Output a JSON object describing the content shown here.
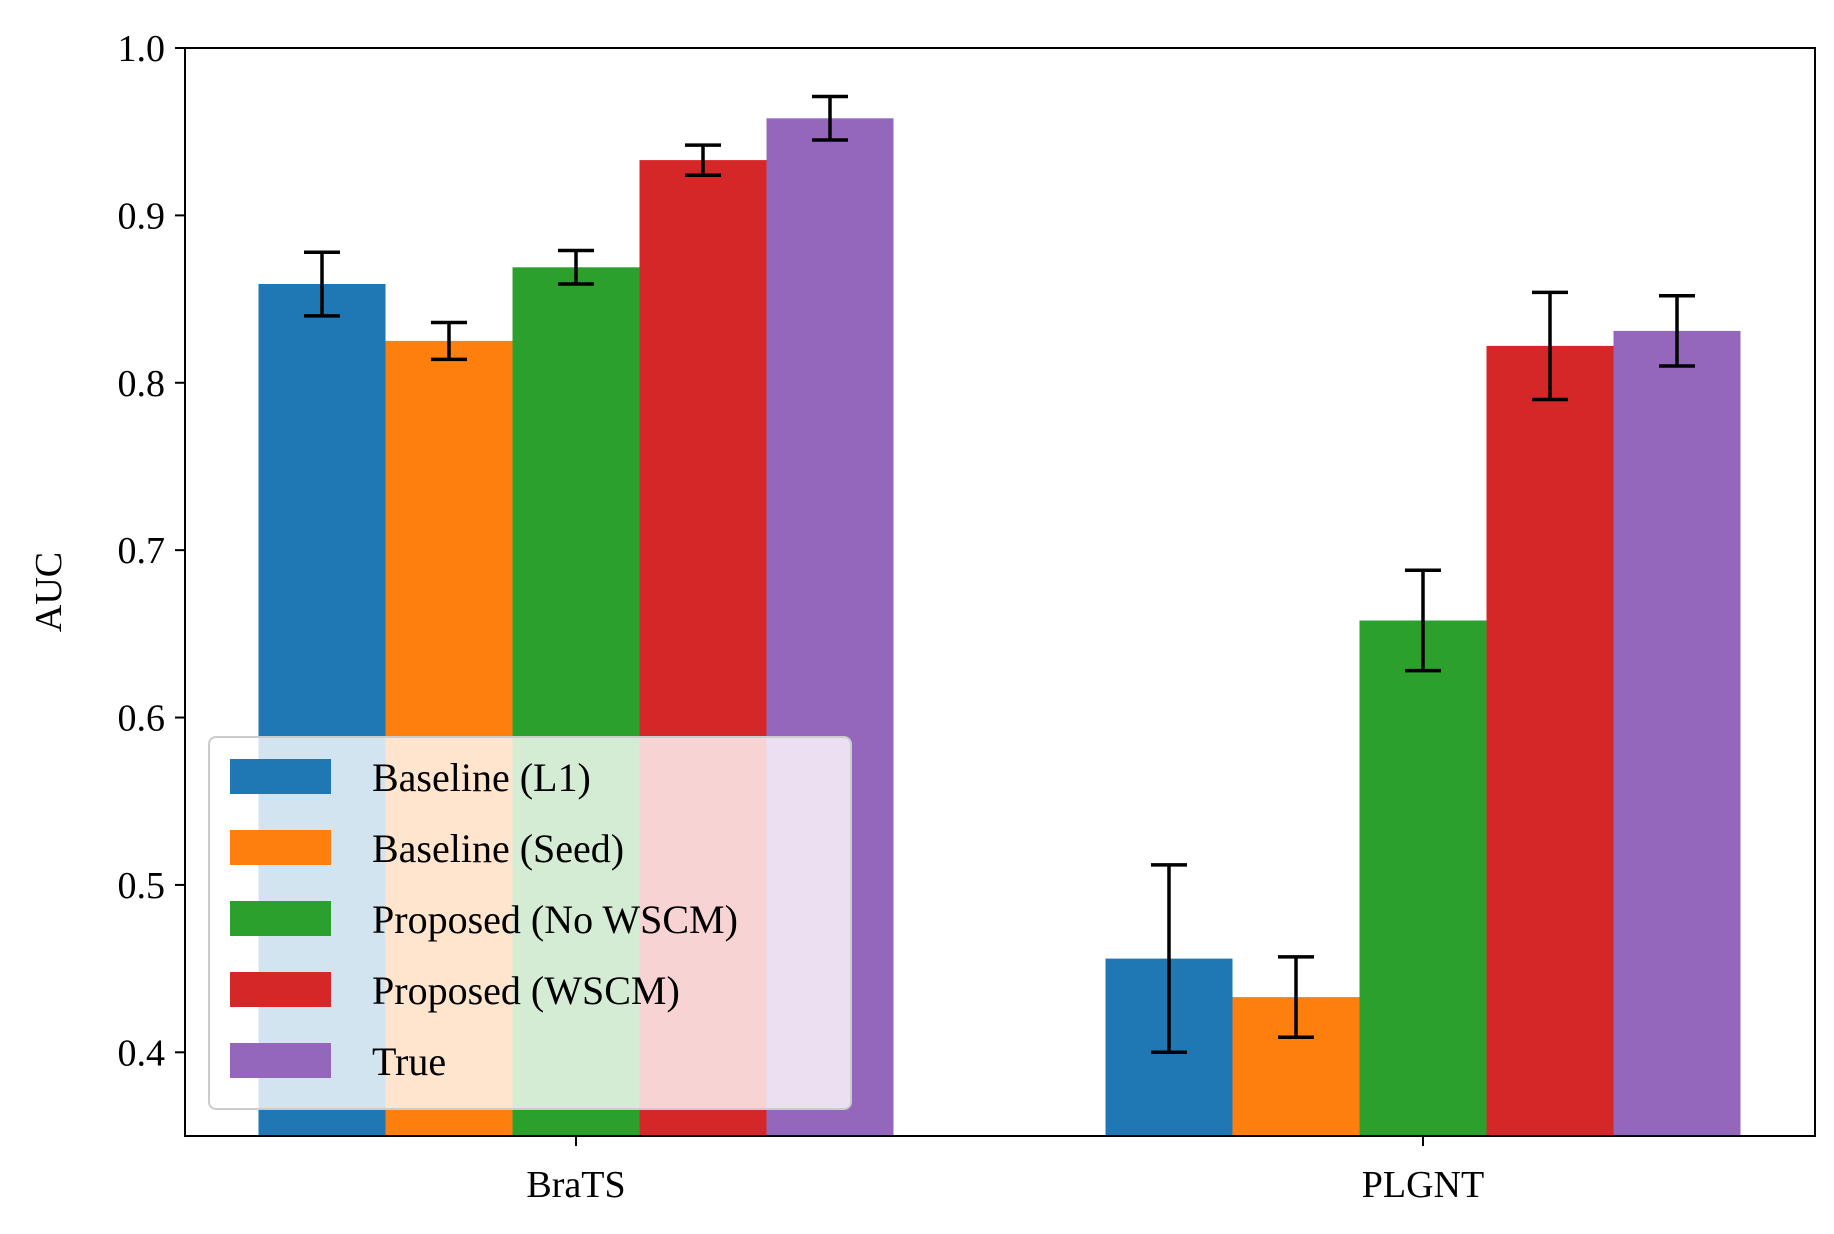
{
  "chart_data": {
    "type": "bar",
    "title": "",
    "xlabel": "",
    "ylabel": "AUC",
    "ylim": [
      0.35,
      1.0
    ],
    "yticks": [
      "0.4",
      "0.5",
      "0.6",
      "0.7",
      "0.8",
      "0.9",
      "1.0"
    ],
    "categories": [
      "BraTS",
      "PLGNT"
    ],
    "legend_position": "lower-left",
    "series": [
      {
        "name": "Baseline (L1)",
        "color": "#1f77b4",
        "values": [
          0.859,
          0.456
        ],
        "errors": [
          0.019,
          0.056
        ]
      },
      {
        "name": "Baseline (Seed)",
        "color": "#ff7f0e",
        "values": [
          0.825,
          0.433
        ],
        "errors": [
          0.011,
          0.024
        ]
      },
      {
        "name": "Proposed (No WSCM)",
        "color": "#2ca02c",
        "values": [
          0.869,
          0.658
        ],
        "errors": [
          0.01,
          0.03
        ]
      },
      {
        "name": "Proposed (WSCM)",
        "color": "#d62728",
        "values": [
          0.933,
          0.822
        ],
        "errors": [
          0.009,
          0.032
        ]
      },
      {
        "name": "True",
        "color": "#9467bd",
        "values": [
          0.958,
          0.831
        ],
        "errors": [
          0.013,
          0.021
        ]
      }
    ]
  }
}
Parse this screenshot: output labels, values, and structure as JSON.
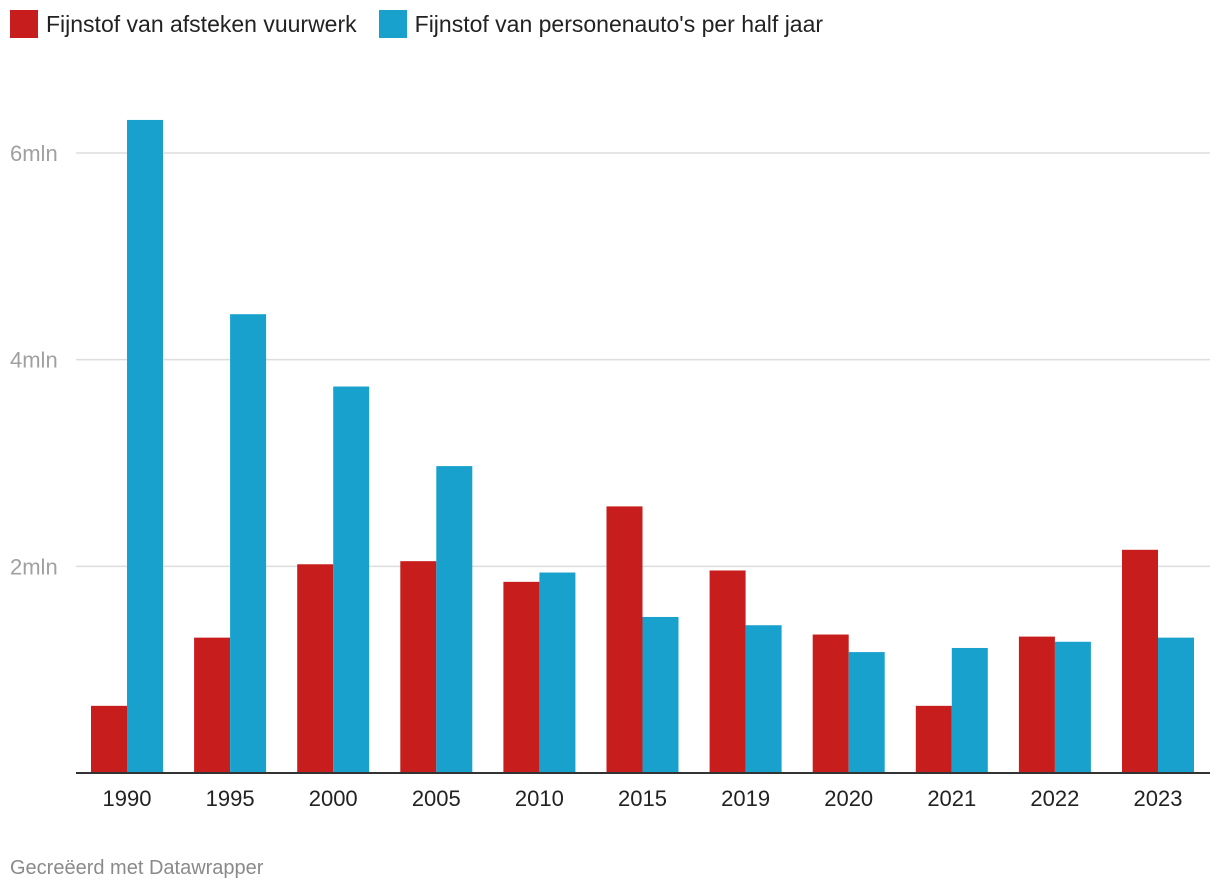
{
  "chart_data": {
    "type": "bar",
    "categories": [
      "1990",
      "1995",
      "2000",
      "2005",
      "2010",
      "2015",
      "2019",
      "2020",
      "2021",
      "2022",
      "2023"
    ],
    "series": [
      {
        "name": "Fijnstof van afsteken vuurwerk",
        "color": "#c71e1d",
        "values": [
          650000,
          1310000,
          2020000,
          2050000,
          1850000,
          2580000,
          1960000,
          1340000,
          650000,
          1320000,
          2160000
        ]
      },
      {
        "name": "Fijnstof van personenauto's per half jaar",
        "color": "#18a1cd",
        "values": [
          6320000,
          4440000,
          3740000,
          2970000,
          1940000,
          1510000,
          1430000,
          1170000,
          1210000,
          1270000,
          1310000
        ]
      }
    ],
    "yticks": [
      {
        "value": 2000000,
        "label": "2mln"
      },
      {
        "value": 4000000,
        "label": "4mln"
      },
      {
        "value": 6000000,
        "label": "6mln"
      }
    ],
    "ylim": [
      0,
      6500000
    ],
    "grid": true,
    "legend": "top-left",
    "xlabel": "",
    "ylabel": ""
  },
  "legend": {
    "series1_label": "Fijnstof van afsteken vuurwerk",
    "series2_label": "Fijnstof van personenauto's per half jaar"
  },
  "footer": {
    "credit": "Gecreëerd met Datawrapper"
  },
  "colors": {
    "red": "#c71e1d",
    "blue": "#18a1cd",
    "grid": "#dddddd",
    "axis": "#333333"
  }
}
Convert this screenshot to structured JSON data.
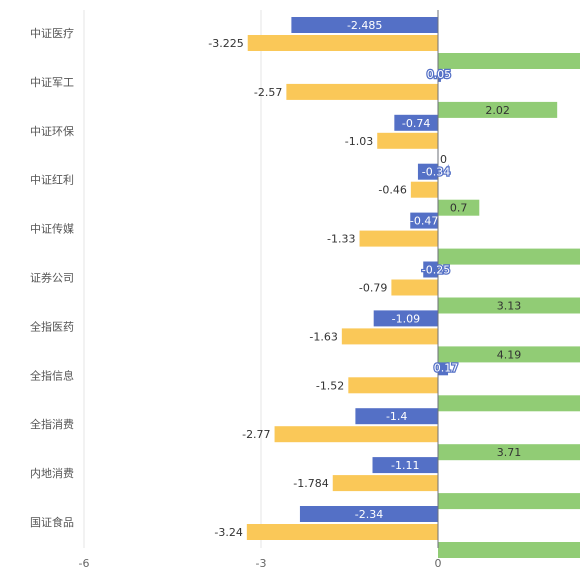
{
  "chart_data": {
    "type": "bar",
    "orientation": "horizontal",
    "title": "",
    "xlabel": "",
    "ylabel": "",
    "categories": [
      "中证医疗",
      "中证军工",
      "中证环保",
      "中证红利",
      "中证传媒",
      "证券公司",
      "全指医药",
      "全指信息",
      "全指消费",
      "内地消费",
      "国证食品"
    ],
    "series": [
      {
        "color": "#5470c6",
        "values": [
          -2.485,
          0.05,
          -0.74,
          -0.34,
          -0.47,
          -0.25,
          -1.09,
          0.17,
          -1.4,
          -1.11,
          -2.34
        ]
      },
      {
        "color": "#fac858",
        "values": [
          -3.225,
          -2.57,
          -1.03,
          -0.46,
          -1.33,
          -0.79,
          -1.63,
          -1.52,
          -2.77,
          -1.784,
          -3.24
        ]
      },
      {
        "color": "#91cc75",
        "values": [
          8,
          2.02,
          0,
          0.7,
          8,
          3.13,
          4.19,
          8,
          3.71,
          8,
          8
        ],
        "labels": [
          "",
          "2.02",
          "0",
          "0.7",
          "",
          "3.13",
          "4.19",
          "",
          "3.71",
          "",
          ""
        ]
      }
    ],
    "xlim": [
      -6,
      8
    ],
    "xticks": [
      -6,
      -3,
      0
    ],
    "grid": true,
    "legend": "none"
  }
}
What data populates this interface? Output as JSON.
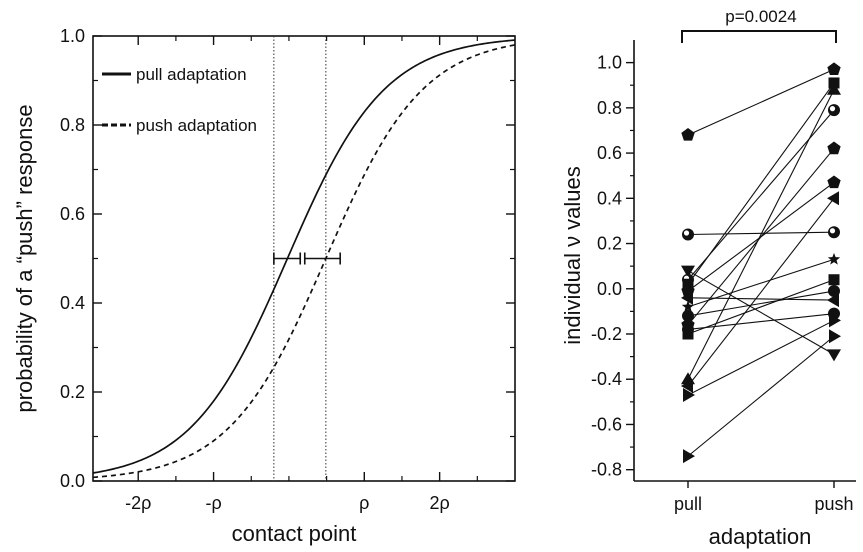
{
  "chart_data": [
    {
      "type": "line",
      "xlabel": "contact point",
      "ylabel": "probability of a “push” response",
      "xlim": [
        -2.6,
        3.0
      ],
      "ylim": [
        0,
        1.0
      ],
      "x_ticks": [
        {
          "value": -2,
          "label": "-2ρ"
        },
        {
          "value": -1,
          "label": "-ρ"
        },
        {
          "value": 1,
          "label": "ρ"
        },
        {
          "value": 2,
          "label": "2ρ"
        }
      ],
      "y_ticks": [
        {
          "value": 0.0,
          "label": "0.0"
        },
        {
          "value": 0.2,
          "label": "0.2"
        },
        {
          "value": 0.4,
          "label": "0.4"
        },
        {
          "value": 0.6,
          "label": "0.6"
        },
        {
          "value": 0.8,
          "label": "0.8"
        },
        {
          "value": 1.0,
          "label": "1.0"
        }
      ],
      "legend_position": "top-left",
      "series": [
        {
          "name": "pull adaptation",
          "style": "solid",
          "midpoint": -0.02,
          "slope": 1.55
        },
        {
          "name": "push adaptation",
          "style": "dashed",
          "midpoint": 0.49,
          "slope": 1.55
        }
      ],
      "reference_lines_x": [
        -0.2,
        0.49
      ],
      "error_bars_at_half": [
        {
          "series": "pull adaptation",
          "x": -0.02,
          "xmin": -0.2,
          "xmax": 0.15
        },
        {
          "series": "push adaptation",
          "x": 0.49,
          "xmin": 0.21,
          "xmax": 0.68
        }
      ]
    },
    {
      "type": "scatter",
      "xlabel": "adaptation",
      "ylabel": "individual ν values",
      "categories": [
        "pull",
        "push"
      ],
      "ylim": [
        -0.85,
        1.1
      ],
      "y_ticks": [
        -0.8,
        -0.6,
        -0.4,
        -0.2,
        0.0,
        0.2,
        0.4,
        0.6,
        0.8,
        1.0
      ],
      "y_tick_labels": [
        "-0.8",
        "-0.6",
        "-0.4",
        "-0.2",
        "0.0",
        "0.2",
        "0.4",
        "0.6",
        "0.8",
        "1.0"
      ],
      "significance": "p=0.0024",
      "pairs": [
        {
          "pull": 0.68,
          "push": 0.97,
          "marker": "pentagon"
        },
        {
          "pull": 0.24,
          "push": 0.25,
          "marker": "circle-half"
        },
        {
          "pull": 0.08,
          "push": -0.29,
          "marker": "triangle-down"
        },
        {
          "pull": 0.04,
          "push": 0.79,
          "marker": "circle-half"
        },
        {
          "pull": 0.02,
          "push": 0.91,
          "marker": "square"
        },
        {
          "pull": -0.01,
          "push": 0.47,
          "marker": "pentagon"
        },
        {
          "pull": -0.04,
          "push": -0.05,
          "marker": "triangle-left"
        },
        {
          "pull": -0.08,
          "push": 0.13,
          "marker": "star"
        },
        {
          "pull": -0.12,
          "push": -0.01,
          "marker": "circle"
        },
        {
          "pull": -0.16,
          "push": 0.62,
          "marker": "pentagon"
        },
        {
          "pull": -0.18,
          "push": -0.11,
          "marker": "circle"
        },
        {
          "pull": -0.2,
          "push": 0.04,
          "marker": "square"
        },
        {
          "pull": -0.4,
          "push": 0.88,
          "marker": "triangle-up"
        },
        {
          "pull": -0.43,
          "push": 0.4,
          "marker": "triangle-left"
        },
        {
          "pull": -0.47,
          "push": -0.14,
          "marker": "triangle-right"
        },
        {
          "pull": -0.74,
          "push": -0.21,
          "marker": "triangle-right"
        }
      ]
    }
  ]
}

--

#### The problem:
Repeat the material above word for word and skip every image in it.

#### Solution to this problem:
Output a JSON object describing the content shown here.
{
  "chart_data": {
    "type": "bar",
    "title": "",
    "xlabel": "",
    "ylabel": "AUC",
    "ylim": [
      0.35,
      1.0
    ],
    "yticks": [
      "0.4",
      "0.5",
      "0.6",
      "0.7",
      "0.8",
      "0.9",
      "1.0"
    ],
    "categories": [
      "BraTS",
      "PLGNT"
    ],
    "legend_position": "lower-left",
    "series": [
      {
        "name": "Baseline (L1)",
        "color": "#1f77b4",
        "values": [
          0.859,
          0.456
        ],
        "errors": [
          0.019,
          0.056
        ]
      },
      {
        "name": "Baseline (Seed)",
        "color": "#ff7f0e",
        "values": [
          0.825,
          0.433
        ],
        "errors": [
          0.011,
          0.024
        ]
      },
      {
        "name": "Proposed (No WSCM)",
        "color": "#2ca02c",
        "values": [
          0.869,
          0.658
        ],
        "errors": [
          0.01,
          0.03
        ]
      },
      {
        "name": "Proposed (WSCM)",
        "color": "#d62728",
        "values": [
          0.933,
          0.822
        ],
        "errors": [
          0.009,
          0.032
        ]
      },
      {
        "name": "True",
        "color": "#9467bd",
        "values": [
          0.958,
          0.831
        ],
        "errors": [
          0.013,
          0.021
        ]
      }
    ]
  }
}
Parse this screenshot: output labels, values, and structure as JSON.
{
  "chart_data": {
    "type": "bar",
    "categories": [
      "1990",
      "1995",
      "2000",
      "2005",
      "2010",
      "2015",
      "2019",
      "2020",
      "2021",
      "2022",
      "2023"
    ],
    "series": [
      {
        "name": "Fijnstof van afsteken vuurwerk",
        "color": "#c71e1d",
        "values": [
          650000,
          1310000,
          2020000,
          2050000,
          1850000,
          2580000,
          1960000,
          1340000,
          650000,
          1320000,
          2160000
        ]
      },
      {
        "name": "Fijnstof van personenauto's per half jaar",
        "color": "#18a1cd",
        "values": [
          6320000,
          4440000,
          3740000,
          2970000,
          1940000,
          1510000,
          1430000,
          1170000,
          1210000,
          1270000,
          1310000
        ]
      }
    ],
    "yticks": [
      {
        "value": 2000000,
        "label": "2mln"
      },
      {
        "value": 4000000,
        "label": "4mln"
      },
      {
        "value": 6000000,
        "label": "6mln"
      }
    ],
    "ylim": [
      0,
      6500000
    ],
    "grid": true,
    "legend": "top-left",
    "xlabel": "",
    "ylabel": ""
  },
  "legend": {
    "series1_label": "Fijnstof van afsteken vuurwerk",
    "series2_label": "Fijnstof van personenauto's per half jaar"
  },
  "footer": {
    "credit": "Gecreëerd met Datawrapper"
  },
  "colors": {
    "red": "#c71e1d",
    "blue": "#18a1cd",
    "grid": "#dddddd",
    "axis": "#333333"
  }
}
Convert this screenshot to structured JSON data.
{
  "chart_data": {
    "type": "bar",
    "orientation": "horizontal",
    "title": "",
    "xlabel": "",
    "ylabel": "",
    "categories": [
      "中证医疗",
      "中证军工",
      "中证环保",
      "中证红利",
      "中证传媒",
      "证券公司",
      "全指医药",
      "全指信息",
      "全指消费",
      "内地消费",
      "国证食品"
    ],
    "series": [
      {
        "color": "#5470c6",
        "values": [
          -2.485,
          0.05,
          -0.74,
          -0.34,
          -0.47,
          -0.25,
          -1.09,
          0.17,
          -1.4,
          -1.11,
          -2.34
        ]
      },
      {
        "color": "#fac858",
        "values": [
          -3.225,
          -2.57,
          -1.03,
          -0.46,
          -1.33,
          -0.79,
          -1.63,
          -1.52,
          -2.77,
          -1.784,
          -3.24
        ]
      },
      {
        "color": "#91cc75",
        "values": [
          8,
          2.02,
          0,
          0.7,
          8,
          3.13,
          4.19,
          8,
          3.71,
          8,
          8
        ],
        "labels": [
          "",
          "2.02",
          "0",
          "0.7",
          "",
          "3.13",
          "4.19",
          "",
          "3.71",
          "",
          ""
        ]
      }
    ],
    "xlim": [
      -6,
      8
    ],
    "xticks": [
      -6,
      -3,
      0
    ],
    "grid": true,
    "legend": "none"
  }
}
What data populates this interface? Output as JSON.
{
  "chart_data": [
    {
      "type": "line",
      "xlabel": "contact point",
      "ylabel": "probability of a “push” response",
      "xlim": [
        -2.6,
        3.0
      ],
      "ylim": [
        0,
        1.0
      ],
      "x_ticks": [
        {
          "value": -2,
          "label": "-2ρ"
        },
        {
          "value": -1,
          "label": "-ρ"
        },
        {
          "value": 1,
          "label": "ρ"
        },
        {
          "value": 2,
          "label": "2ρ"
        }
      ],
      "y_ticks": [
        {
          "value": 0.0,
          "label": "0.0"
        },
        {
          "value": 0.2,
          "label": "0.2"
        },
        {
          "value": 0.4,
          "label": "0.4"
        },
        {
          "value": 0.6,
          "label": "0.6"
        },
        {
          "value": 0.8,
          "label": "0.8"
        },
        {
          "value": 1.0,
          "label": "1.0"
        }
      ],
      "legend_position": "top-left",
      "series": [
        {
          "name": "pull adaptation",
          "style": "solid",
          "midpoint": -0.02,
          "slope": 1.55
        },
        {
          "name": "push adaptation",
          "style": "dashed",
          "midpoint": 0.49,
          "slope": 1.55
        }
      ],
      "reference_lines_x": [
        -0.2,
        0.49
      ],
      "error_bars_at_half": [
        {
          "series": "pull adaptation",
          "x": -0.02,
          "xmin": -0.2,
          "xmax": 0.15
        },
        {
          "series": "push adaptation",
          "x": 0.49,
          "xmin": 0.21,
          "xmax": 0.68
        }
      ]
    },
    {
      "type": "scatter",
      "xlabel": "adaptation",
      "ylabel": "individual ν values",
      "categories": [
        "pull",
        "push"
      ],
      "ylim": [
        -0.85,
        1.1
      ],
      "y_ticks": [
        -0.8,
        -0.6,
        -0.4,
        -0.2,
        0.0,
        0.2,
        0.4,
        0.6,
        0.8,
        1.0
      ],
      "y_tick_labels": [
        "-0.8",
        "-0.6",
        "-0.4",
        "-0.2",
        "0.0",
        "0.2",
        "0.4",
        "0.6",
        "0.8",
        "1.0"
      ],
      "significance": "p=0.0024",
      "pairs": [
        {
          "pull": 0.68,
          "push": 0.97,
          "marker": "pentagon"
        },
        {
          "pull": 0.24,
          "push": 0.25,
          "marker": "circle-half"
        },
        {
          "pull": 0.08,
          "push": -0.29,
          "marker": "triangle-down"
        },
        {
          "pull": 0.04,
          "push": 0.79,
          "marker": "circle-half"
        },
        {
          "pull": 0.02,
          "push": 0.91,
          "marker": "square"
        },
        {
          "pull": -0.01,
          "push": 0.47,
          "marker": "pentagon"
        },
        {
          "pull": -0.04,
          "push": -0.05,
          "marker": "triangle-left"
        },
        {
          "pull": -0.08,
          "push": 0.13,
          "marker": "star"
        },
        {
          "pull": -0.12,
          "push": -0.01,
          "marker": "circle"
        },
        {
          "pull": -0.16,
          "push": 0.62,
          "marker": "pentagon"
        },
        {
          "pull": -0.18,
          "push": -0.11,
          "marker": "circle"
        },
        {
          "pull": -0.2,
          "push": 0.04,
          "marker": "square"
        },
        {
          "pull": -0.4,
          "push": 0.88,
          "marker": "triangle-up"
        },
        {
          "pull": -0.43,
          "push": 0.4,
          "marker": "triangle-left"
        },
        {
          "pull": -0.47,
          "push": -0.14,
          "marker": "triangle-right"
        },
        {
          "pull": -0.74,
          "push": -0.21,
          "marker": "triangle-right"
        }
      ]
    }
  ]
}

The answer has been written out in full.